_WRITTEN INSTRUCTION_
Copy the data precisely, character for character, and leave out every picture.

_MATERIAL SHOWN_

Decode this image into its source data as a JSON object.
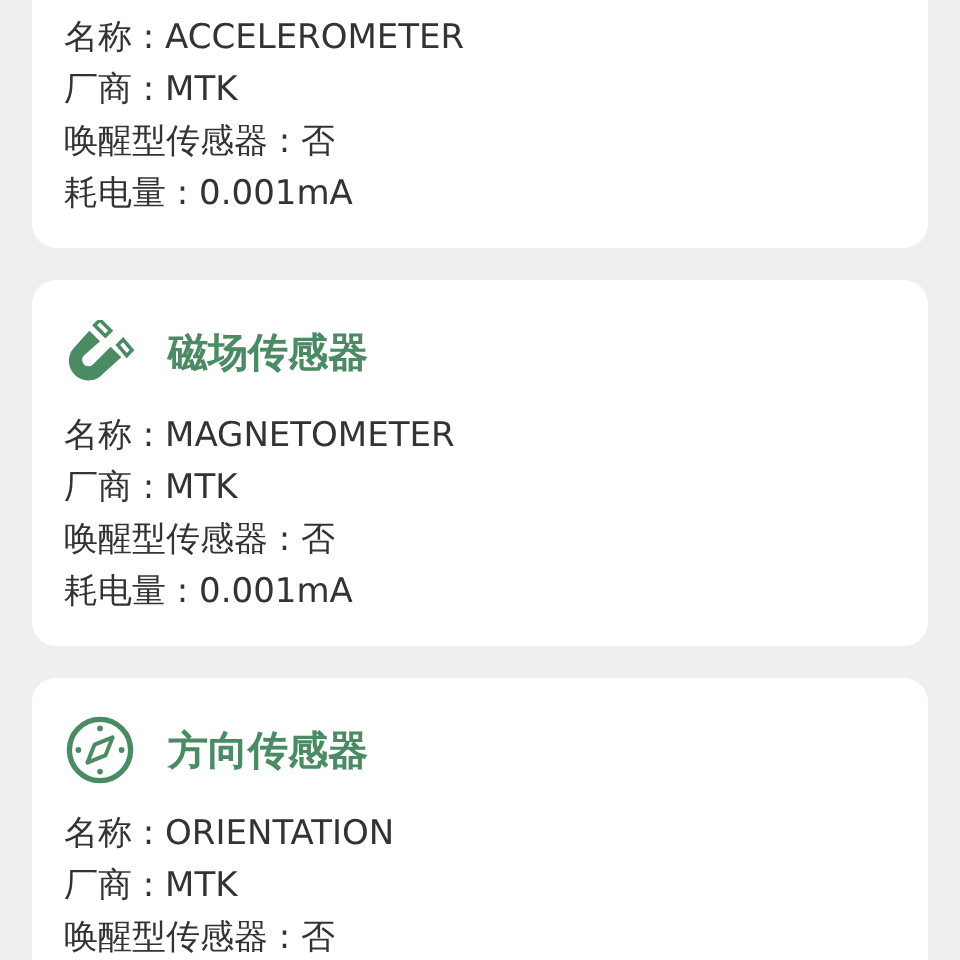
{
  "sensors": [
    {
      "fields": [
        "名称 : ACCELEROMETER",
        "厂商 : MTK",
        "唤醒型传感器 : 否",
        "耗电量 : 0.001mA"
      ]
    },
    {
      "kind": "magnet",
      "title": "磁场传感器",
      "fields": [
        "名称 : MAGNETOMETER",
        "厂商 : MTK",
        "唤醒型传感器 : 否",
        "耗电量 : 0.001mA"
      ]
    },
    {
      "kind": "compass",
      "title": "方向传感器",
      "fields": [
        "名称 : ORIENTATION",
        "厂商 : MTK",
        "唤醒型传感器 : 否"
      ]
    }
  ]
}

_ANSWER FOR THIS EXERCISE_
Decode this image into its source data as a JSON object.
{
  "sensors": [
    {
      "fields": [
        "名称 : ACCELEROMETER",
        "厂商 : MTK",
        "唤醒型传感器 : 否",
        "耗电量 : 0.001mA"
      ]
    },
    {
      "kind": "magnet",
      "title": "磁场传感器",
      "fields": [
        "名称 : MAGNETOMETER",
        "厂商 : MTK",
        "唤醒型传感器 : 否",
        "耗电量 : 0.001mA"
      ]
    },
    {
      "kind": "compass",
      "title": "方向传感器",
      "fields": [
        "名称 : ORIENTATION",
        "厂商 : MTK",
        "唤醒型传感器 : 否"
      ]
    }
  ]
}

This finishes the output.